(A block of data)
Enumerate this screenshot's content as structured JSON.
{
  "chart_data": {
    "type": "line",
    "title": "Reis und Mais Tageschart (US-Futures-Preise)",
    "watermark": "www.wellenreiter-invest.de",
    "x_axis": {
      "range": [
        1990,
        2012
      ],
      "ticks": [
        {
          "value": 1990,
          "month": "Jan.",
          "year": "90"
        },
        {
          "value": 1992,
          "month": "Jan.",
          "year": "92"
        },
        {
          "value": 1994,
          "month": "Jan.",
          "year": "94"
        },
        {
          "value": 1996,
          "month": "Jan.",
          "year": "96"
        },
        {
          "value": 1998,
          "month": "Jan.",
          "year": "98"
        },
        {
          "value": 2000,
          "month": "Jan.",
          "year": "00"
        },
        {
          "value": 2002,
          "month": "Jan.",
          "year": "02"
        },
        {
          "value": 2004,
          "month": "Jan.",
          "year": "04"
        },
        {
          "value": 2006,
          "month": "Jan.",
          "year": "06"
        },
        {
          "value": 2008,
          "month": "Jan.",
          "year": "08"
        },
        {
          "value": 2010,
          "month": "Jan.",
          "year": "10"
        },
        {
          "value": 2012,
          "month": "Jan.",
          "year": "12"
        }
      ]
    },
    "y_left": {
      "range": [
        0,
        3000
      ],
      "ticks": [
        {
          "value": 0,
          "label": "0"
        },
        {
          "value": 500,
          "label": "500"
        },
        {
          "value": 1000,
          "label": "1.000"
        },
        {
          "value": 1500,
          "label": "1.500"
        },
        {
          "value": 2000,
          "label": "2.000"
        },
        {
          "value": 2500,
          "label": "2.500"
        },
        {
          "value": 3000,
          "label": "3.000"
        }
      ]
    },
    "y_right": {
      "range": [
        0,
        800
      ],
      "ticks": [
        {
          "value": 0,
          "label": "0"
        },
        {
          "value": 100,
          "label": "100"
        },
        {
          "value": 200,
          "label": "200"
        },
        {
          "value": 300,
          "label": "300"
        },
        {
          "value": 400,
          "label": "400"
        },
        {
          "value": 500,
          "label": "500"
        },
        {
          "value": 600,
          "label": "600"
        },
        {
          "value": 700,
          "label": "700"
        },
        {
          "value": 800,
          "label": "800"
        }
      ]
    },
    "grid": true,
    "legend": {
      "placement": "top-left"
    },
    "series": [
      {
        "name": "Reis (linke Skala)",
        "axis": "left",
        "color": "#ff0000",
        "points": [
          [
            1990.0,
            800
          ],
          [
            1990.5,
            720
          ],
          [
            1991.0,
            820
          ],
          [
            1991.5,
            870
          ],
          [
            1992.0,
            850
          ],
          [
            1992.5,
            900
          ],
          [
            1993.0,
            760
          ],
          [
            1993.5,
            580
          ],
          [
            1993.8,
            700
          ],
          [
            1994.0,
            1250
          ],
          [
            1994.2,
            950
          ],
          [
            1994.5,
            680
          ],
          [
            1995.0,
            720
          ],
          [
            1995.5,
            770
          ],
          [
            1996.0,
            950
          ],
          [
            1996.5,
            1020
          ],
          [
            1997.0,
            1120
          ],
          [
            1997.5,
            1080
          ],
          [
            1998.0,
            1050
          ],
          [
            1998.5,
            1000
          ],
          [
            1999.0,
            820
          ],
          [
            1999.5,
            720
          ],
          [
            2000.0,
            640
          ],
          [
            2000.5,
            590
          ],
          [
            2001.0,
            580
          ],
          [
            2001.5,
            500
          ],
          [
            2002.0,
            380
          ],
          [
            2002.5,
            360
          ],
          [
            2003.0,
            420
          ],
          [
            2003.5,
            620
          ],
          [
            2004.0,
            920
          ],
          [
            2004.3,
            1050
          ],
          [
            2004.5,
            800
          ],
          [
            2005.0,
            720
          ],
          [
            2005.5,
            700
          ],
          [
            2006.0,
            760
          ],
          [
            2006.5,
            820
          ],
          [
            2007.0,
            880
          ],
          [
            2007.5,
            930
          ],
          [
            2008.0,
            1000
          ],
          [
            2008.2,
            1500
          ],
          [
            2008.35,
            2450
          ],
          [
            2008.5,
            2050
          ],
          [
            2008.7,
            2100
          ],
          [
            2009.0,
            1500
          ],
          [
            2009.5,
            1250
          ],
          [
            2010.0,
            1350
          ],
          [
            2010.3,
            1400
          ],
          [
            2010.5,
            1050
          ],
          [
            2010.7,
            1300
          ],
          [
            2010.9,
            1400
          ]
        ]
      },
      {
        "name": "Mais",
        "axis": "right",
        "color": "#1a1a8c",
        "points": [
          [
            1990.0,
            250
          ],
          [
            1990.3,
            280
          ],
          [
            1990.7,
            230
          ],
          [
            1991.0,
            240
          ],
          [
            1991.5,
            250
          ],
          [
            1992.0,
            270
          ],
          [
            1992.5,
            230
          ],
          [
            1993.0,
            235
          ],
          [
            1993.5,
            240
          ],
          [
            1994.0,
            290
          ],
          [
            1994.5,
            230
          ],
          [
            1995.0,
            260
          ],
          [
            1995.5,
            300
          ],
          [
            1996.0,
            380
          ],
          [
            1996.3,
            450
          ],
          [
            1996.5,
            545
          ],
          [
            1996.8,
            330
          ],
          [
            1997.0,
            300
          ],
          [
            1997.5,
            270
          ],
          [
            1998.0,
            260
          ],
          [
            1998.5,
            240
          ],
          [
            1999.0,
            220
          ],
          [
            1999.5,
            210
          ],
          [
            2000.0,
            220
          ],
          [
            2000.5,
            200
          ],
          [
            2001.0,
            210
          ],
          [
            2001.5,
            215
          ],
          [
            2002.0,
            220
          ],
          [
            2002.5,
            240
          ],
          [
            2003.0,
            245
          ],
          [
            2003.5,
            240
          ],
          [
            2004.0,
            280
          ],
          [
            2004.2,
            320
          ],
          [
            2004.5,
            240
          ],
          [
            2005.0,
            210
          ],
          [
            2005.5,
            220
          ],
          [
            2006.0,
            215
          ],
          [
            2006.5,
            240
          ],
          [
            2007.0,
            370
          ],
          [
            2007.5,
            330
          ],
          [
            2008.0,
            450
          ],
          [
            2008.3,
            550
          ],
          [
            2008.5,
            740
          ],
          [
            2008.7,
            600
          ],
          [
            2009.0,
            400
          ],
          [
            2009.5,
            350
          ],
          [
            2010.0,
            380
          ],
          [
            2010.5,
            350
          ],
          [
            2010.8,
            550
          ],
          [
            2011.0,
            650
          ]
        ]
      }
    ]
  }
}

(YOUR GOAL)
Repeat the data exactly. Leave nothing out.

(SOLUTION TO THIS TASK)
Enumerate this screenshot's content as structured JSON.
{
  "chart_data": {
    "type": "line",
    "title": "Reis und Mais Tageschart (US-Futures-Preise)",
    "watermark": "www.wellenreiter-invest.de",
    "x_axis": {
      "range": [
        1990,
        2012
      ],
      "ticks": [
        {
          "value": 1990,
          "month": "Jan.",
          "year": "90"
        },
        {
          "value": 1992,
          "month": "Jan.",
          "year": "92"
        },
        {
          "value": 1994,
          "month": "Jan.",
          "year": "94"
        },
        {
          "value": 1996,
          "month": "Jan.",
          "year": "96"
        },
        {
          "value": 1998,
          "month": "Jan.",
          "year": "98"
        },
        {
          "value": 2000,
          "month": "Jan.",
          "year": "00"
        },
        {
          "value": 2002,
          "month": "Jan.",
          "year": "02"
        },
        {
          "value": 2004,
          "month": "Jan.",
          "year": "04"
        },
        {
          "value": 2006,
          "month": "Jan.",
          "year": "06"
        },
        {
          "value": 2008,
          "month": "Jan.",
          "year": "08"
        },
        {
          "value": 2010,
          "month": "Jan.",
          "year": "10"
        },
        {
          "value": 2012,
          "month": "Jan.",
          "year": "12"
        }
      ]
    },
    "y_left": {
      "range": [
        0,
        3000
      ],
      "ticks": [
        {
          "value": 0,
          "label": "0"
        },
        {
          "value": 500,
          "label": "500"
        },
        {
          "value": 1000,
          "label": "1.000"
        },
        {
          "value": 1500,
          "label": "1.500"
        },
        {
          "value": 2000,
          "label": "2.000"
        },
        {
          "value": 2500,
          "label": "2.500"
        },
        {
          "value": 3000,
          "label": "3.000"
        }
      ]
    },
    "y_right": {
      "range": [
        0,
        800
      ],
      "ticks": [
        {
          "value": 0,
          "label": "0"
        },
        {
          "value": 100,
          "label": "100"
        },
        {
          "value": 200,
          "label": "200"
        },
        {
          "value": 300,
          "label": "300"
        },
        {
          "value": 400,
          "label": "400"
        },
        {
          "value": 500,
          "label": "500"
        },
        {
          "value": 600,
          "label": "600"
        },
        {
          "value": 700,
          "label": "700"
        },
        {
          "value": 800,
          "label": "800"
        }
      ]
    },
    "grid": true,
    "legend": {
      "placement": "top-left"
    },
    "series": [
      {
        "name": "Reis (linke Skala)",
        "axis": "left",
        "color": "#ff0000",
        "points": [
          [
            1990.0,
            800
          ],
          [
            1990.5,
            720
          ],
          [
            1991.0,
            820
          ],
          [
            1991.5,
            870
          ],
          [
            1992.0,
            850
          ],
          [
            1992.5,
            900
          ],
          [
            1993.0,
            760
          ],
          [
            1993.5,
            580
          ],
          [
            1993.8,
            700
          ],
          [
            1994.0,
            1250
          ],
          [
            1994.2,
            950
          ],
          [
            1994.5,
            680
          ],
          [
            1995.0,
            720
          ],
          [
            1995.5,
            770
          ],
          [
            1996.0,
            950
          ],
          [
            1996.5,
            1020
          ],
          [
            1997.0,
            1120
          ],
          [
            1997.5,
            1080
          ],
          [
            1998.0,
            1050
          ],
          [
            1998.5,
            1000
          ],
          [
            1999.0,
            820
          ],
          [
            1999.5,
            720
          ],
          [
            2000.0,
            640
          ],
          [
            2000.5,
            590
          ],
          [
            2001.0,
            580
          ],
          [
            2001.5,
            500
          ],
          [
            2002.0,
            380
          ],
          [
            2002.5,
            360
          ],
          [
            2003.0,
            420
          ],
          [
            2003.5,
            620
          ],
          [
            2004.0,
            920
          ],
          [
            2004.3,
            1050
          ],
          [
            2004.5,
            800
          ],
          [
            2005.0,
            720
          ],
          [
            2005.5,
            700
          ],
          [
            2006.0,
            760
          ],
          [
            2006.5,
            820
          ],
          [
            2007.0,
            880
          ],
          [
            2007.5,
            930
          ],
          [
            2008.0,
            1000
          ],
          [
            2008.2,
            1500
          ],
          [
            2008.35,
            2450
          ],
          [
            2008.5,
            2050
          ],
          [
            2008.7,
            2100
          ],
          [
            2009.0,
            1500
          ],
          [
            2009.5,
            1250
          ],
          [
            2010.0,
            1350
          ],
          [
            2010.3,
            1400
          ],
          [
            2010.5,
            1050
          ],
          [
            2010.7,
            1300
          ],
          [
            2010.9,
            1400
          ]
        ]
      },
      {
        "name": "Mais",
        "axis": "right",
        "color": "#1a1a8c",
        "points": [
          [
            1990.0,
            250
          ],
          [
            1990.3,
            280
          ],
          [
            1990.7,
            230
          ],
          [
            1991.0,
            240
          ],
          [
            1991.5,
            250
          ],
          [
            1992.0,
            270
          ],
          [
            1992.5,
            230
          ],
          [
            1993.0,
            235
          ],
          [
            1993.5,
            240
          ],
          [
            1994.0,
            290
          ],
          [
            1994.5,
            230
          ],
          [
            1995.0,
            260
          ],
          [
            1995.5,
            300
          ],
          [
            1996.0,
            380
          ],
          [
            1996.3,
            450
          ],
          [
            1996.5,
            545
          ],
          [
            1996.8,
            330
          ],
          [
            1997.0,
            300
          ],
          [
            1997.5,
            270
          ],
          [
            1998.0,
            260
          ],
          [
            1998.5,
            240
          ],
          [
            1999.0,
            220
          ],
          [
            1999.5,
            210
          ],
          [
            2000.0,
            220
          ],
          [
            2000.5,
            200
          ],
          [
            2001.0,
            210
          ],
          [
            2001.5,
            215
          ],
          [
            2002.0,
            220
          ],
          [
            2002.5,
            240
          ],
          [
            2003.0,
            245
          ],
          [
            2003.5,
            240
          ],
          [
            2004.0,
            280
          ],
          [
            2004.2,
            320
          ],
          [
            2004.5,
            240
          ],
          [
            2005.0,
            210
          ],
          [
            2005.5,
            220
          ],
          [
            2006.0,
            215
          ],
          [
            2006.5,
            240
          ],
          [
            2007.0,
            370
          ],
          [
            2007.5,
            330
          ],
          [
            2008.0,
            450
          ],
          [
            2008.3,
            550
          ],
          [
            2008.5,
            740
          ],
          [
            2008.7,
            600
          ],
          [
            2009.0,
            400
          ],
          [
            2009.5,
            350
          ],
          [
            2010.0,
            380
          ],
          [
            2010.5,
            350
          ],
          [
            2010.8,
            550
          ],
          [
            2011.0,
            650
          ]
        ]
      }
    ]
  }
}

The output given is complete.